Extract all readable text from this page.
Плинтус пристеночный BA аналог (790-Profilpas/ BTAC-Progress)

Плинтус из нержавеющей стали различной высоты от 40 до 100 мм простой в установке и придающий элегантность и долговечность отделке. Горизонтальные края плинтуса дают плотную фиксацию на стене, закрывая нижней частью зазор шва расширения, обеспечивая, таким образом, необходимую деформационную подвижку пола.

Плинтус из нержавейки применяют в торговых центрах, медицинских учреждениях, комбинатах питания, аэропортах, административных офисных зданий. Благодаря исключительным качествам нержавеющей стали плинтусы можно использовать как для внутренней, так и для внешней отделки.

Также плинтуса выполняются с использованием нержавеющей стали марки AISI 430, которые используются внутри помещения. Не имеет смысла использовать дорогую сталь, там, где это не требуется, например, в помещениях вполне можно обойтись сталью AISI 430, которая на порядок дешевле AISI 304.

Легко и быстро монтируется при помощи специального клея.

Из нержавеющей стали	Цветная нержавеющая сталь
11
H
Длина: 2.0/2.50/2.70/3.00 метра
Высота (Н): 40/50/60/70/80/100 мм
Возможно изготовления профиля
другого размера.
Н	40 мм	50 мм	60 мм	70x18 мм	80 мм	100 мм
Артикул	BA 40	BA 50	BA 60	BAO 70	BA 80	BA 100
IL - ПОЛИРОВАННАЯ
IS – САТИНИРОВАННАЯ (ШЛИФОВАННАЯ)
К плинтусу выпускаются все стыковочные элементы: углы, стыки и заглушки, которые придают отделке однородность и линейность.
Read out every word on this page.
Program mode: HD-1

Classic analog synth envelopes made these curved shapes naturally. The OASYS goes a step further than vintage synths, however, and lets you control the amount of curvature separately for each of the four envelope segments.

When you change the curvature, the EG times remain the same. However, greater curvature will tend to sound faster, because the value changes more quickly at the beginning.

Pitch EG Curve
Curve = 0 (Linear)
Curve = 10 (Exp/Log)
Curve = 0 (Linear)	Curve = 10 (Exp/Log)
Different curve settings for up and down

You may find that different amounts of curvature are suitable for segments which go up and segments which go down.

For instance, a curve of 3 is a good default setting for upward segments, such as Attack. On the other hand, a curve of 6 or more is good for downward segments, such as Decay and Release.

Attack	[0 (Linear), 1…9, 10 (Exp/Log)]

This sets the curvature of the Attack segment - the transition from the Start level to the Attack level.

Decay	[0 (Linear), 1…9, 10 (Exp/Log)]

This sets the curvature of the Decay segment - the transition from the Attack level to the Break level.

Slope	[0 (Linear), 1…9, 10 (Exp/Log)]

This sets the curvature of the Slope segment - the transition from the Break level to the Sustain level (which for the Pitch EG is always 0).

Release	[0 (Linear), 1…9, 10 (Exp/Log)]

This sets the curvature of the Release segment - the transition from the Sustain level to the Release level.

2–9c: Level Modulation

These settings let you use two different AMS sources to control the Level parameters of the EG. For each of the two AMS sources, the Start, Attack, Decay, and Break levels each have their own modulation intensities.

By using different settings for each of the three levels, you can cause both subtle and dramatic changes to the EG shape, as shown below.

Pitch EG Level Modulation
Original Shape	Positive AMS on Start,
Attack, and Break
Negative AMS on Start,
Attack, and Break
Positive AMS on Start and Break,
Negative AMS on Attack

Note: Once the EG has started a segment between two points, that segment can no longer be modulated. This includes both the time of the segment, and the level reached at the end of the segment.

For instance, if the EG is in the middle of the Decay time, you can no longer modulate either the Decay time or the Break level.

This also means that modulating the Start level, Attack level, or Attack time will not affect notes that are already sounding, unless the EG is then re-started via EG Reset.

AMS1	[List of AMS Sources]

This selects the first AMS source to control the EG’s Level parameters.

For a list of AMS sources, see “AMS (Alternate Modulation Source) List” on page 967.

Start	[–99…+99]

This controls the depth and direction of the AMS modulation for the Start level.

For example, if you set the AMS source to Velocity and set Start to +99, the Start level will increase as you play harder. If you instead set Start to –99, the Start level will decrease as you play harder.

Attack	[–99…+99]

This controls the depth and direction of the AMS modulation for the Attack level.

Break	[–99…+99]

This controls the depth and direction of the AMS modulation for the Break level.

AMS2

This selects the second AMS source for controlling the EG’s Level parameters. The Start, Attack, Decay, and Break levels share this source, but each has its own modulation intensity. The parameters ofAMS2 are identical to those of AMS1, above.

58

==========

→ To do:
Find how many of the lines above have the word "depth" in them. State only that number.

→ Exercise result:
3